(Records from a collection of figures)
----------------------------------------

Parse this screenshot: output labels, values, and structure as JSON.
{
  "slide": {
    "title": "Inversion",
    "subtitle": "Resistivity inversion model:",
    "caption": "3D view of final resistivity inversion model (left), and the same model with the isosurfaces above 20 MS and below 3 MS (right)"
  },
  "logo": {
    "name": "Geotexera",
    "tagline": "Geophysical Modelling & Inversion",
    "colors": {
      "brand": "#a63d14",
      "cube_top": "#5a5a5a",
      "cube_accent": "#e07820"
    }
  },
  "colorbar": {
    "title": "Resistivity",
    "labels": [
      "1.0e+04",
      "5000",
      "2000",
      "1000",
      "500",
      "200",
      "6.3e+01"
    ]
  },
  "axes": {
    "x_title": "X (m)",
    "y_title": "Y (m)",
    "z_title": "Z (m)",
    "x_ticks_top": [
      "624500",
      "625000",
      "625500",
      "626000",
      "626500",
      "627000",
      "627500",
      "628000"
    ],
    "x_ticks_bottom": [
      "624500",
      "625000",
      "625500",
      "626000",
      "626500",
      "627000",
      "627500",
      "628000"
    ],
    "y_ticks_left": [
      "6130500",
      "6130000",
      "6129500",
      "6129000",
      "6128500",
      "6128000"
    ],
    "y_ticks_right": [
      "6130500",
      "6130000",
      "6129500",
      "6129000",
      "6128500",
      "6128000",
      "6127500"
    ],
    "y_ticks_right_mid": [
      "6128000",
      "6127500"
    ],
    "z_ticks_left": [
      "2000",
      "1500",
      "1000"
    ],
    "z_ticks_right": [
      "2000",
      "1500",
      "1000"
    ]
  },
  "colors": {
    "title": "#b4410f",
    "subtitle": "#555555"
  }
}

----------------------------------------

> Problem to solve
All of the data needs to be reproduced exactly, with no line missing.

> Written solution
Parse this screenshot: output labels, values, and structure as JSON.
{
  "slide": {
    "title": "Inversion",
    "subtitle": "Resistivity inversion model:",
    "caption": "3D view of final resistivity inversion model (left), and the same model with the isosurfaces above 20 MS and below 3 MS (right)"
  },
  "logo": {
    "name": "Geotexera",
    "tagline": "Geophysical Modelling & Inversion",
    "colors": {
      "brand": "#a63d14",
      "cube_top": "#5a5a5a",
      "cube_accent": "#e07820"
    }
  },
  "colorbar": {
    "title": "Resistivity",
    "labels": [
      "1.0e+04",
      "5000",
      "2000",
      "1000",
      "500",
      "200",
      "6.3e+01"
    ]
  },
  "axes": {
    "x_title": "X (m)",
    "y_title": "Y (m)",
    "z_title": "Z (m)",
    "x_ticks_top": [
      "624500",
      "625000",
      "625500",
      "626000",
      "626500",
      "627000",
      "627500",
      "628000"
    ],
    "x_ticks_bottom": [
      "624500",
      "625000",
      "625500",
      "626000",
      "626500",
      "627000",
      "627500",
      "628000"
    ],
    "y_ticks_left": [
      "6130500",
      "6130000",
      "6129500",
      "6129000",
      "6128500",
      "6128000"
    ],
    "y_ticks_right": [
      "6130500",
      "6130000",
      "6129500",
      "6129000",
      "6128500",
      "6128000",
      "6127500"
    ],
    "y_ticks_right_mid": [
      "6128000",
      "6127500"
    ],
    "z_ticks_left": [
      "2000",
      "1500",
      "1000"
    ],
    "z_ticks_right": [
      "2000",
      "1500",
      "1000"
    ]
  },
  "colors": {
    "title": "#b4410f",
    "subtitle": "#555555"
  }
}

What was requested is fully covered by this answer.